_Dataset excerpts_.
------------

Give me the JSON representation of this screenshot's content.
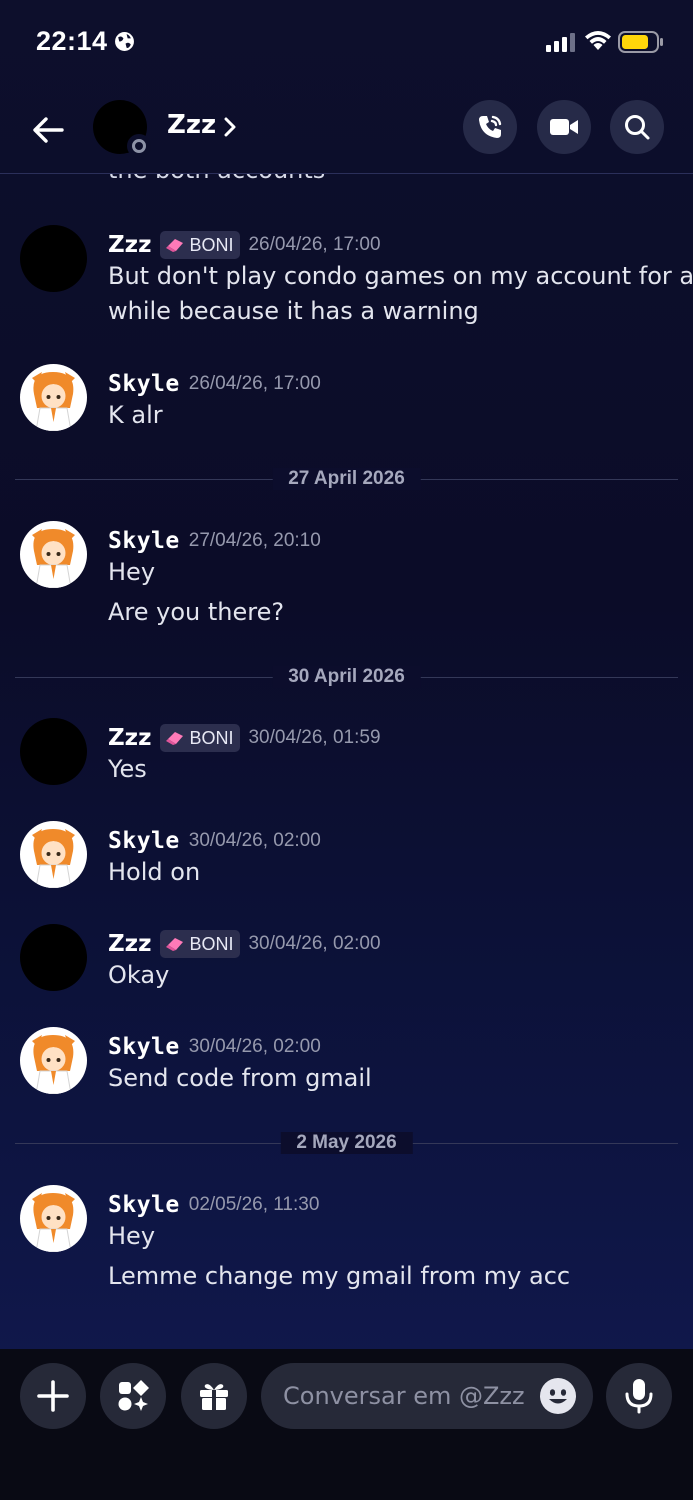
{
  "status_bar": {
    "time": "22:14",
    "icons": [
      "globe-icon",
      "cellular-signal-icon",
      "wifi-icon",
      "battery-icon"
    ],
    "battery_color": "#ffd60a"
  },
  "header": {
    "contact_name": "Zzz",
    "buttons": [
      "back-arrow-icon",
      "voice-call-icon",
      "video-call-icon",
      "search-icon"
    ]
  },
  "colors": {
    "background": "#0d0f2c",
    "tag_background": "#2c2e4e",
    "timestamp": "#9699ad",
    "divider_text": "#a5a8bd"
  },
  "messages": {
    "partial_top": "the both accounts",
    "m1": {
      "author": "Zzz",
      "tag": "BONI",
      "time": "26/04/26, 17:00",
      "lines": [
        "But don't play condo games on my account for a",
        "while because it has a warning"
      ]
    },
    "m2": {
      "author": "Skyle",
      "time": "26/04/26, 17:00",
      "lines": [
        "K alr"
      ]
    },
    "d1": "27 April 2026",
    "m3": {
      "author": "Skyle",
      "time": "27/04/26, 20:10",
      "lines": [
        "Hey",
        "Are you there?"
      ]
    },
    "d2": "30 April 2026",
    "m4": {
      "author": "Zzz",
      "tag": "BONI",
      "time": "30/04/26, 01:59",
      "lines": [
        "Yes"
      ]
    },
    "m5": {
      "author": "Skyle",
      "time": "30/04/26, 02:00",
      "lines": [
        "Hold on"
      ]
    },
    "m6": {
      "author": "Zzz",
      "tag": "BONI",
      "time": "30/04/26, 02:00",
      "lines": [
        "Okay"
      ]
    },
    "m7": {
      "author": "Skyle",
      "time": "30/04/26, 02:00",
      "lines": [
        "Send code from gmail"
      ]
    },
    "d3": "2 May 2026",
    "m8": {
      "author": "Skyle",
      "time": "02/05/26, 11:30",
      "lines": [
        "Hey",
        "Lemme change my gmail from my acc"
      ]
    }
  },
  "composer": {
    "placeholder": "Conversar em @Zzz",
    "buttons": [
      "plus-icon",
      "apps-icon",
      "gift-icon",
      "emoji-icon",
      "microphone-icon"
    ]
  }
}
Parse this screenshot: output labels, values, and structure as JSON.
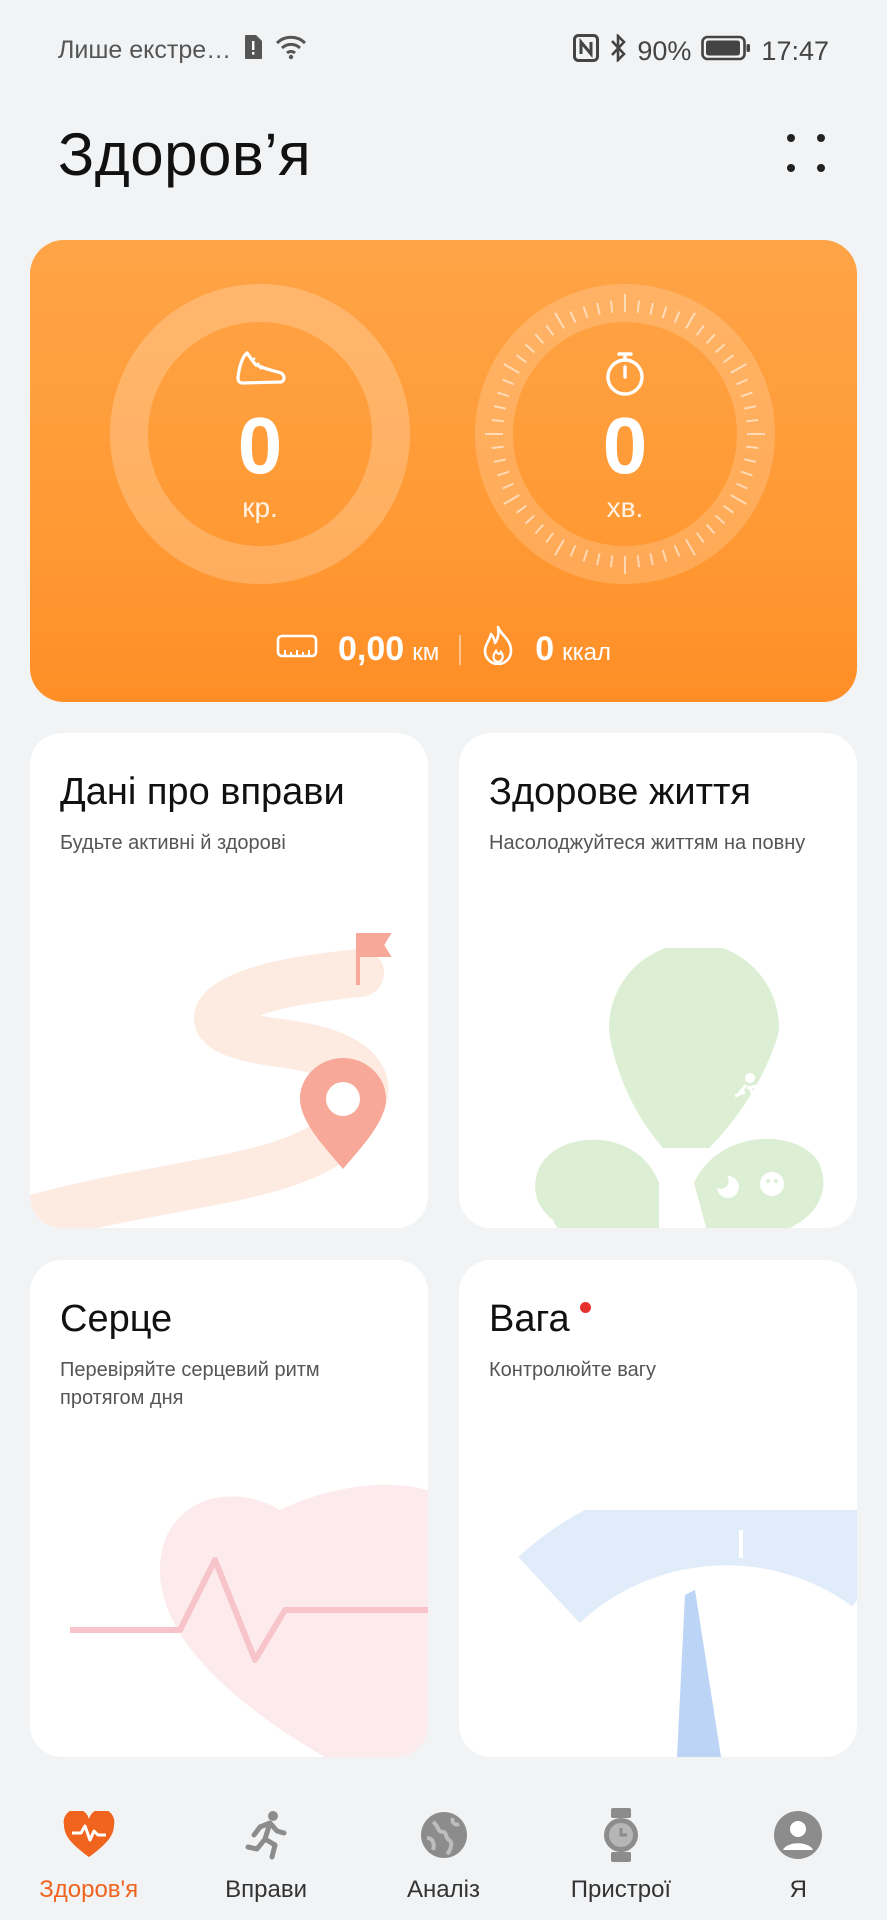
{
  "status_bar": {
    "carrier_text": "Лише екстре…",
    "battery_percent": "90%",
    "time": "17:47",
    "icons": [
      "sim-alert-icon",
      "wifi-icon",
      "nfc-icon",
      "bluetooth-icon",
      "battery-icon"
    ]
  },
  "header": {
    "title": "Здоров’я",
    "menu_icon": "grid-dots-icon"
  },
  "activity": {
    "steps": {
      "value": "0",
      "unit": "кр.",
      "icon": "sneaker-icon"
    },
    "minutes": {
      "value": "0",
      "unit": "хв.",
      "icon": "stopwatch-icon"
    },
    "distance": {
      "value": "0,00",
      "unit": "км",
      "icon": "ruler-icon"
    },
    "calories": {
      "value": "0",
      "unit": "ккал",
      "icon": "flame-icon"
    },
    "colors": {
      "card_top": "#ffa447",
      "card_bottom": "#ff8e26"
    }
  },
  "cards": {
    "exercise": {
      "title": "Дані про вправи",
      "subtitle": "Будьте активні й здорові"
    },
    "healthy_living": {
      "title": "Здорове життя",
      "subtitle": "Насолоджуйтеся життям на повну"
    },
    "heart": {
      "title": "Серце",
      "subtitle": "Перевіряйте серцевий ритм протягом дня"
    },
    "weight": {
      "title": "Вага",
      "subtitle": "Контролюйте вагу",
      "has_notification": true
    }
  },
  "bottom_nav": {
    "active_color": "#f0641e",
    "items": [
      {
        "label": "Здоров'я",
        "icon": "heart-pulse-icon",
        "active": true
      },
      {
        "label": "Вправи",
        "icon": "running-icon",
        "active": false
      },
      {
        "label": "Аналіз",
        "icon": "globe-icon",
        "active": false
      },
      {
        "label": "Пристрої",
        "icon": "watch-icon",
        "active": false
      },
      {
        "label": "Я",
        "icon": "profile-icon",
        "active": false
      }
    ]
  }
}
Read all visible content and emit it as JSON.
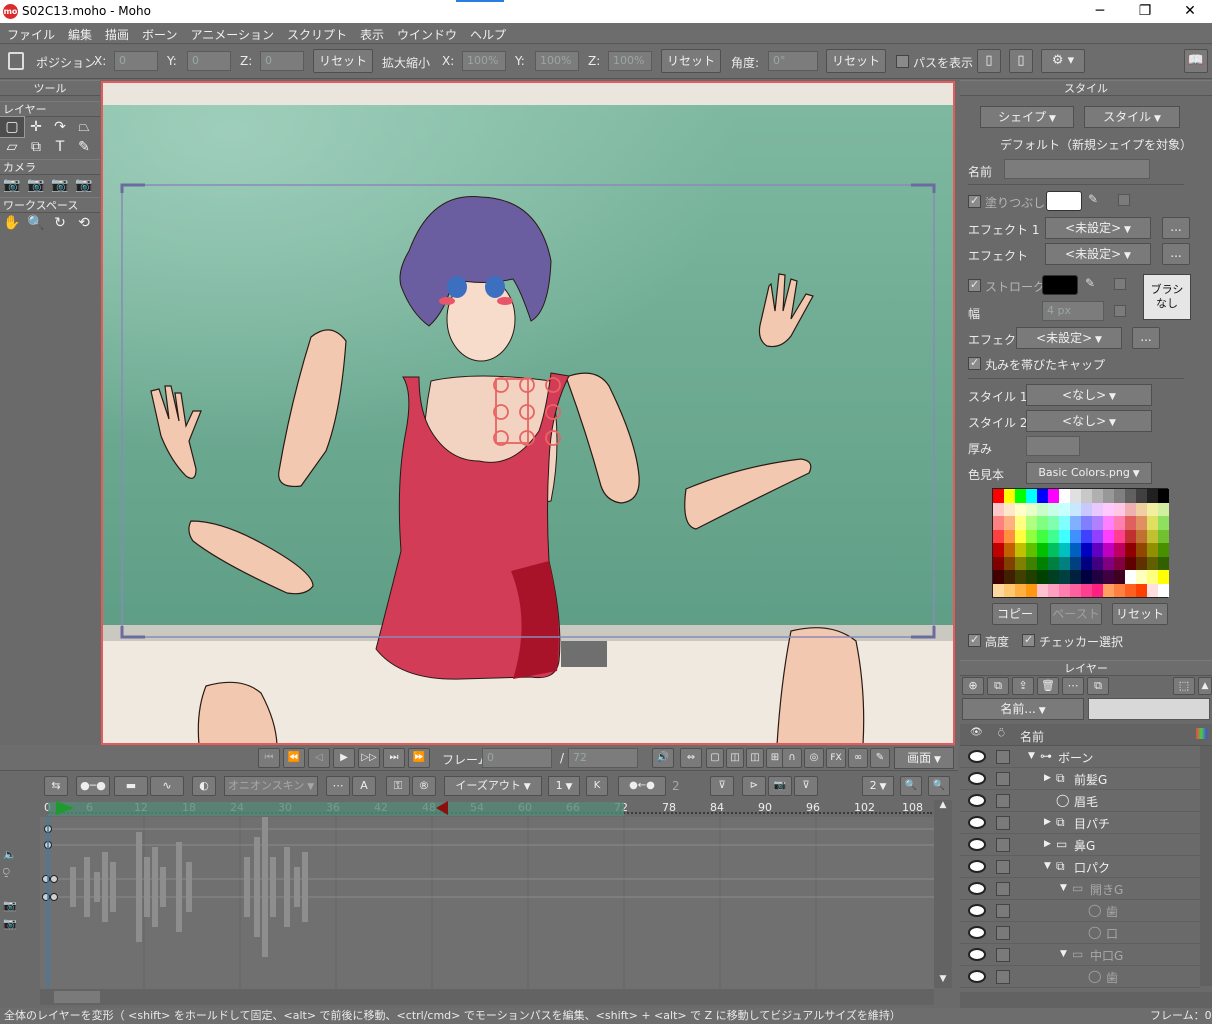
{
  "window": {
    "title": "S02C13.moho - Moho",
    "logo": "mo",
    "min": "─",
    "max": "❐",
    "close": "✕"
  },
  "menu": [
    "ファイル",
    "編集",
    "描画",
    "ボーン",
    "アニメーション",
    "スクリプト",
    "表示",
    "ウインドウ",
    "ヘルプ"
  ],
  "toolbar": {
    "position_label": "ポジション",
    "x_label": "X:",
    "x_value": "0",
    "y_label": "Y:",
    "y_value": "0",
    "z_label": "Z:",
    "z_value": "0",
    "reset1": "リセット",
    "scale_label": "拡大縮小",
    "sx_label": "X:",
    "sx_value": "100%",
    "sy_label": "Y:",
    "sy_value": "100%",
    "sz_label": "Z:",
    "sz_value": "100%",
    "reset2": "リセット",
    "angle_label": "角度:",
    "angle_value": "0°",
    "reset3": "リセット",
    "show_path": "パスを表示"
  },
  "tools": {
    "title": "ツール",
    "layer_label": "レイヤー",
    "camera_label": "カメラ",
    "workspace_label": "ワークスペース"
  },
  "style_panel": {
    "title": "スタイル",
    "shape_dd": "シェイプ",
    "style_dd": "スタイル",
    "default_label": "デフォルト（新規シェイプを対象）",
    "name_label": "名前",
    "fill_label": "塗りつぶし",
    "effect1_label": "エフェクト 1",
    "effect1_value": "<未設定>",
    "effect2_label": "エフェクト",
    "effect2_value": "<未設定>",
    "more": "...",
    "stroke_label": "ストローク",
    "brush_label": "ブラシ\nなし",
    "width_label": "幅",
    "width_value": "4 px",
    "effect3_label": "エフェクト",
    "effect3_value": "<未設定>",
    "round_caps": "丸みを帯びたキャップ",
    "style1_label": "スタイル 1",
    "style1_value": "<なし>",
    "style2_label": "スタイル 2",
    "style2_value": "<なし>",
    "thickness_label": "厚み",
    "swatch_label": "色見本",
    "swatch_value": "Basic Colors.png",
    "copy": "コピー",
    "paste": "ペースト",
    "reset": "リセット",
    "advanced": "高度",
    "checker": "チェッカー選択",
    "fill_color": "#ffffff",
    "stroke_color": "#000000"
  },
  "layers_panel": {
    "title": "レイヤー",
    "name_dd": "名前...",
    "col_name": "名前",
    "rows": [
      {
        "name": "ボーン",
        "indent": 0,
        "arrow": "▼",
        "icon": "bone-icon",
        "dim": false
      },
      {
        "name": "前髪G",
        "indent": 1,
        "arrow": "▶",
        "icon": "switch-folder-icon",
        "dim": false
      },
      {
        "name": "眉毛",
        "indent": 1,
        "arrow": "",
        "icon": "vector-icon",
        "dim": false
      },
      {
        "name": "目パチ",
        "indent": 1,
        "arrow": "▶",
        "icon": "switch-folder-icon",
        "dim": false
      },
      {
        "name": "鼻G",
        "indent": 1,
        "arrow": "▶",
        "icon": "folder-icon",
        "dim": false
      },
      {
        "name": "口パク",
        "indent": 1,
        "arrow": "▼",
        "icon": "switch-folder-icon",
        "dim": false
      },
      {
        "name": "開きG",
        "indent": 2,
        "arrow": "▼",
        "icon": "folder-icon",
        "dim": true
      },
      {
        "name": "歯",
        "indent": 3,
        "arrow": "",
        "icon": "vector-icon",
        "dim": true
      },
      {
        "name": "口",
        "indent": 3,
        "arrow": "",
        "icon": "vector-icon",
        "dim": true
      },
      {
        "name": "中口G",
        "indent": 2,
        "arrow": "▼",
        "icon": "folder-icon",
        "dim": true
      },
      {
        "name": "歯",
        "indent": 3,
        "arrow": "",
        "icon": "vector-icon",
        "dim": true
      }
    ]
  },
  "playback": {
    "frame_label": "フレーム",
    "frame_value": "0",
    "total_sep": "/",
    "total": "72",
    "view_dd": "画面"
  },
  "timeline": {
    "onion": "オニオンスキン",
    "ease": "イーズアウト",
    "num1": "1",
    "k": "K",
    "num2": "2",
    "zoom": "2",
    "ruler": [
      "0",
      "6",
      "12",
      "18",
      "24",
      "30",
      "36",
      "42",
      "48",
      "54",
      "60",
      "66",
      "72",
      "78",
      "84",
      "90",
      "96",
      "102",
      "108"
    ]
  },
  "status": {
    "text": "全体のレイヤーを変形（ <shift> をホールドして固定、<alt> で前後に移動、<ctrl/cmd> でモーションパスを編集、<shift> + <alt> で Z に移動してビジュアルサイズを維持）",
    "frame": "フレーム：0"
  }
}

------------

_AIM OF THE TASK_. Each line that holds the word "JSON" should be extracted from the records.

_TASK ANSWER_.
Give me the JSON representation of this screenshot's content.
Parse this screenshot: output labels, values, and structure as JSON.
Read all visible content and emit it as JSON.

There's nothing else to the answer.